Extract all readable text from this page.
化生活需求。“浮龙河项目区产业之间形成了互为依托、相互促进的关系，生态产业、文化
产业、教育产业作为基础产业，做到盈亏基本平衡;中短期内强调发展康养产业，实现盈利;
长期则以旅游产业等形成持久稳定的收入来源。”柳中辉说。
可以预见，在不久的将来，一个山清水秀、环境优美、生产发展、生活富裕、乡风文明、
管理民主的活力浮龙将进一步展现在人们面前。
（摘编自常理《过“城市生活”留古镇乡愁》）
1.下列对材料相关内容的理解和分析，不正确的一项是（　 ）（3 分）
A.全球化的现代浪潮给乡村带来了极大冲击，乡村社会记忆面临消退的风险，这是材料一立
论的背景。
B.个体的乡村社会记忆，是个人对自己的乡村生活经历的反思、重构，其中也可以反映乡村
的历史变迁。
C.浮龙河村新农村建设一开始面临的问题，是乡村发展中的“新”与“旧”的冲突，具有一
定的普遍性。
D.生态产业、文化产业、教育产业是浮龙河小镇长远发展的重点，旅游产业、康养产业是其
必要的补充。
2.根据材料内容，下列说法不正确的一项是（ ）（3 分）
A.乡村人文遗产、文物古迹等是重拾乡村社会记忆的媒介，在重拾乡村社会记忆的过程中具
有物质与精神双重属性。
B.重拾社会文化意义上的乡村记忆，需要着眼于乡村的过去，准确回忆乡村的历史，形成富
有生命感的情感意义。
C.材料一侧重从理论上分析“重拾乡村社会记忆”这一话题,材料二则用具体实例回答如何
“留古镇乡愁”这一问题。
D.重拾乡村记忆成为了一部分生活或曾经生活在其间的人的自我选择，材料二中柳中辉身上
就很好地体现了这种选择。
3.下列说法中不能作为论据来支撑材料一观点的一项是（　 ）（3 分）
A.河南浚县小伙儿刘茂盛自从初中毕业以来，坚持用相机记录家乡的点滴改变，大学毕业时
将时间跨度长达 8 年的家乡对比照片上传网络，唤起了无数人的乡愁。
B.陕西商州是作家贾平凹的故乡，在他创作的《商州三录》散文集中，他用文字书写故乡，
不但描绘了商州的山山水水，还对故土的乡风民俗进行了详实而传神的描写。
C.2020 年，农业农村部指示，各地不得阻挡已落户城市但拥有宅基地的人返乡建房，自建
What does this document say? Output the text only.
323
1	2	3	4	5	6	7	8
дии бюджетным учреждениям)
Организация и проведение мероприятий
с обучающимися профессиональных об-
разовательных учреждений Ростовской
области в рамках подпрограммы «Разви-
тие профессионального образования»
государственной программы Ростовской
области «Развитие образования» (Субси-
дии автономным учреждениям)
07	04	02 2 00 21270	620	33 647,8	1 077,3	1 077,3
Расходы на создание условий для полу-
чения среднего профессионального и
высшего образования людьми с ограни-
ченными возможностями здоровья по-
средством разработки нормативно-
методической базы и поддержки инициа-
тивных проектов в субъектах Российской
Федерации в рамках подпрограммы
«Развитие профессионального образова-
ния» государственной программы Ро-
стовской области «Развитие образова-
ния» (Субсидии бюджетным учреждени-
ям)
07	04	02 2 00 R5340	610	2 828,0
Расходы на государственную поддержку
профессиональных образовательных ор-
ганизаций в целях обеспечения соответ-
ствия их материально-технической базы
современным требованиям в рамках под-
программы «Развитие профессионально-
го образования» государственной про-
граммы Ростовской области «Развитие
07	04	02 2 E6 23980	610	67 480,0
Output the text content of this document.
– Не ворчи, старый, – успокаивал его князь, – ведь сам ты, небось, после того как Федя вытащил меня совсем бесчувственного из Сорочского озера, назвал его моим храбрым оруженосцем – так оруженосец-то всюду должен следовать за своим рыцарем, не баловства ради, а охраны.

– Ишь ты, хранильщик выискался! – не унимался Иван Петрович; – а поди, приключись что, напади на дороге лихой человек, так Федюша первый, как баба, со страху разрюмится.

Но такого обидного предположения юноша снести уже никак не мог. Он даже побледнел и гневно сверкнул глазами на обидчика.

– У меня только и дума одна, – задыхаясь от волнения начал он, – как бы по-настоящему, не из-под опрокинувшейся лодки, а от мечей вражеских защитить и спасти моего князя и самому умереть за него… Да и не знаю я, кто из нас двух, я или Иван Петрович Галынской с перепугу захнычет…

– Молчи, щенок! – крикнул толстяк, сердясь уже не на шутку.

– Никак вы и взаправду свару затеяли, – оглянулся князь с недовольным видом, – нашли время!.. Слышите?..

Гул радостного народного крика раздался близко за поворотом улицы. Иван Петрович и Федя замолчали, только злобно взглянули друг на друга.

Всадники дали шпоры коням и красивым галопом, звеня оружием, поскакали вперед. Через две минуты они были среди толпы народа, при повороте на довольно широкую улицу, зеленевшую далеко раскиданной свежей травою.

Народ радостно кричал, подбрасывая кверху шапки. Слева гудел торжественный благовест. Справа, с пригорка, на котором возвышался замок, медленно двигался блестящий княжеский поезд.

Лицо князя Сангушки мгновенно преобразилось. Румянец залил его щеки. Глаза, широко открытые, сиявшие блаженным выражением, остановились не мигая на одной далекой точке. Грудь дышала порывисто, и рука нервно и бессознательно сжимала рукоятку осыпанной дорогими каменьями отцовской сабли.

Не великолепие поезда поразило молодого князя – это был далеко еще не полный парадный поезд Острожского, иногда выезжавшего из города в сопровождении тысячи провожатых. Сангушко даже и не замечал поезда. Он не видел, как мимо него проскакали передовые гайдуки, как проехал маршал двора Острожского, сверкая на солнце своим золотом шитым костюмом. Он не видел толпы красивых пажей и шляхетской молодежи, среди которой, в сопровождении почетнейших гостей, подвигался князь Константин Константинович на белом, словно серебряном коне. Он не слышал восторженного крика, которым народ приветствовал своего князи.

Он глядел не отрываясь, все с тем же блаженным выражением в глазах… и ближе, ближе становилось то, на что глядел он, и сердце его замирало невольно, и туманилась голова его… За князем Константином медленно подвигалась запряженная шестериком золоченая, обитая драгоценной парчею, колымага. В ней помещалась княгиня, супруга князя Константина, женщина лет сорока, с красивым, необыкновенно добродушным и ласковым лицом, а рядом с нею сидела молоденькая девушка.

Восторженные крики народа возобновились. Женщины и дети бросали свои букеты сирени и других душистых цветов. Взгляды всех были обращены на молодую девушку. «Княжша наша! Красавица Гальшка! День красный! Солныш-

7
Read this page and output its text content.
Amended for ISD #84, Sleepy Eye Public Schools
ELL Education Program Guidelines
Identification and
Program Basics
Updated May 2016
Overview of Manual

### [Given task]
Write out all the records above again, exactly as they stand.

### [Correct result]
Extract all readable text from this page.
化生活需求。“浮龙河项目区产业之间形成了互为依托、相互促进的关系，生态产业、文化
产业、教育产业作为基础产业，做到盈亏基本平衡;中短期内强调发展康养产业，实现盈利;
长期则以旅游产业等形成持久稳定的收入来源。”柳中辉说。
可以预见，在不久的将来，一个山清水秀、环境优美、生产发展、生活富裕、乡风文明、
管理民主的活力浮龙将进一步展现在人们面前。
（摘编自常理《过“城市生活”留古镇乡愁》）
1.下列对材料相关内容的理解和分析，不正确的一项是（　 ）（3 分）
A.全球化的现代浪潮给乡村带来了极大冲击，乡村社会记忆面临消退的风险，这是材料一立
论的背景。
B.个体的乡村社会记忆，是个人对自己的乡村生活经历的反思、重构，其中也可以反映乡村
的历史变迁。
C.浮龙河村新农村建设一开始面临的问题，是乡村发展中的“新”与“旧”的冲突，具有一
定的普遍性。
D.生态产业、文化产业、教育产业是浮龙河小镇长远发展的重点，旅游产业、康养产业是其
必要的补充。
2.根据材料内容，下列说法不正确的一项是（ ）（3 分）
A.乡村人文遗产、文物古迹等是重拾乡村社会记忆的媒介，在重拾乡村社会记忆的过程中具
有物质与精神双重属性。
B.重拾社会文化意义上的乡村记忆，需要着眼于乡村的过去，准确回忆乡村的历史，形成富
有生命感的情感意义。
C.材料一侧重从理论上分析“重拾乡村社会记忆”这一话题,材料二则用具体实例回答如何
“留古镇乡愁”这一问题。
D.重拾乡村记忆成为了一部分生活或曾经生活在其间的人的自我选择，材料二中柳中辉身上
就很好地体现了这种选择。
3.下列说法中不能作为论据来支撑材料一观点的一项是（　 ）（3 分）
A.河南浚县小伙儿刘茂盛自从初中毕业以来，坚持用相机记录家乡的点滴改变，大学毕业时
将时间跨度长达 8 年的家乡对比照片上传网络，唤起了无数人的乡愁。
B.陕西商州是作家贾平凹的故乡，在他创作的《商州三录》散文集中，他用文字书写故乡，
不但描绘了商州的山山水水，还对故土的乡风民俗进行了详实而传神的描写。
C.2020 年，农业农村部指示，各地不得阻挡已落户城市但拥有宅基地的人返乡建房，自建
What does this document say? Output the text only.
323
1	2	3	4	5	6	7	8
дии бюджетным учреждениям)
Организация и проведение мероприятий
с обучающимися профессиональных об-
разовательных учреждений Ростовской
области в рамках подпрограммы «Разви-
тие профессионального образования»
государственной программы Ростовской
области «Развитие образования» (Субси-
дии автономным учреждениям)
07	04	02 2 00 21270	620	33 647,8	1 077,3	1 077,3
Расходы на создание условий для полу-
чения среднего профессионального и
высшего образования людьми с ограни-
ченными возможностями здоровья по-
средством разработки нормативно-
методической базы и поддержки инициа-
тивных проектов в субъектах Российской
Федерации в рамках подпрограммы
«Развитие профессионального образова-
ния» государственной программы Ро-
стовской области «Развитие образова-
ния» (Субсидии бюджетным учреждени-
ям)
07	04	02 2 00 R5340	610	2 828,0
Расходы на государственную поддержку
профессиональных образовательных ор-
ганизаций в целях обеспечения соответ-
ствия их материально-технической базы
современным требованиям в рамках под-
программы «Развитие профессионально-
го образования» государственной про-
граммы Ростовской области «Развитие
07	04	02 2 E6 23980	610	67 480,0
Output the text content of this document.
– Не ворчи, старый, – успокаивал его князь, – ведь сам ты, небось, после того как Федя вытащил меня совсем бесчувственного из Сорочского озера, назвал его моим храбрым оруженосцем – так оруженосец-то всюду должен следовать за своим рыцарем, не баловства ради, а охраны.

– Ишь ты, хранильщик выискался! – не унимался Иван Петрович; – а поди, приключись что, напади на дороге лихой человек, так Федюша первый, как баба, со страху разрюмится.

Но такого обидного предположения юноша снести уже никак не мог. Он даже побледнел и гневно сверкнул глазами на обидчика.

– У меня только и дума одна, – задыхаясь от волнения начал он, – как бы по-настоящему, не из-под опрокинувшейся лодки, а от мечей вражеских защитить и спасти моего князя и самому умереть за него… Да и не знаю я, кто из нас двух, я или Иван Петрович Галынской с перепугу захнычет…

– Молчи, щенок! – крикнул толстяк, сердясь уже не на шутку.

– Никак вы и взаправду свару затеяли, – оглянулся князь с недовольным видом, – нашли время!.. Слышите?..

Гул радостного народного крика раздался близко за поворотом улицы. Иван Петрович и Федя замолчали, только злобно взглянули друг на друга.

Всадники дали шпоры коням и красивым галопом, звеня оружием, поскакали вперед. Через две минуты они были среди толпы народа, при повороте на довольно широкую улицу, зеленевшую далеко раскиданной свежей травою.

Народ радостно кричал, подбрасывая кверху шапки. Слева гудел торжественный благовест. Справа, с пригорка, на котором возвышался замок, медленно двигался блестящий княжеский поезд.

Лицо князя Сангушки мгновенно преобразилось. Румянец залил его щеки. Глаза, широко открытые, сиявшие блаженным выражением, остановились не мигая на одной далекой точке. Грудь дышала порывисто, и рука нервно и бессознательно сжимала рукоятку осыпанной дорогими каменьями отцовской сабли.

Не великолепие поезда поразило молодого князя – это был далеко еще не полный парадный поезд Острожского, иногда выезжавшего из города в сопровождении тысячи провожатых. Сангушко даже и не замечал поезда. Он не видел, как мимо него проскакали передовые гайдуки, как проехал маршал двора Острожского, сверкая на солнце своим золотом шитым костюмом. Он не видел толпы красивых пажей и шляхетской молодежи, среди которой, в сопровождении почетнейших гостей, подвигался князь Константин Константинович на белом, словно серебряном коне. Он не слышал восторженного крика, которым народ приветствовал своего князи.

Он глядел не отрываясь, все с тем же блаженным выражением в глазах… и ближе, ближе становилось то, на что глядел он, и сердце его замирало невольно, и туманилась голова его… За князем Константином медленно подвигалась запряженная шестериком золоченая, обитая драгоценной парчею, колымага. В ней помещалась княгиня, супруга князя Константина, женщина лет сорока, с красивым, необыкновенно добродушным и ласковым лицом, а рядом с нею сидела молоденькая девушка.

Восторженные крики народа возобновились. Женщины и дети бросали свои букеты сирени и других душистых цветов. Взгляды всех были обращены на молодую девушку. «Княжша наша! Красавица Гальшка! День красный! Солныш-

7
Read this page and output its text content.
Amended for ISD #84, Sleepy Eye Public Schools
ELL Education Program Guidelines
Identification and
Program Basics
Updated May 2016
Overview of Manual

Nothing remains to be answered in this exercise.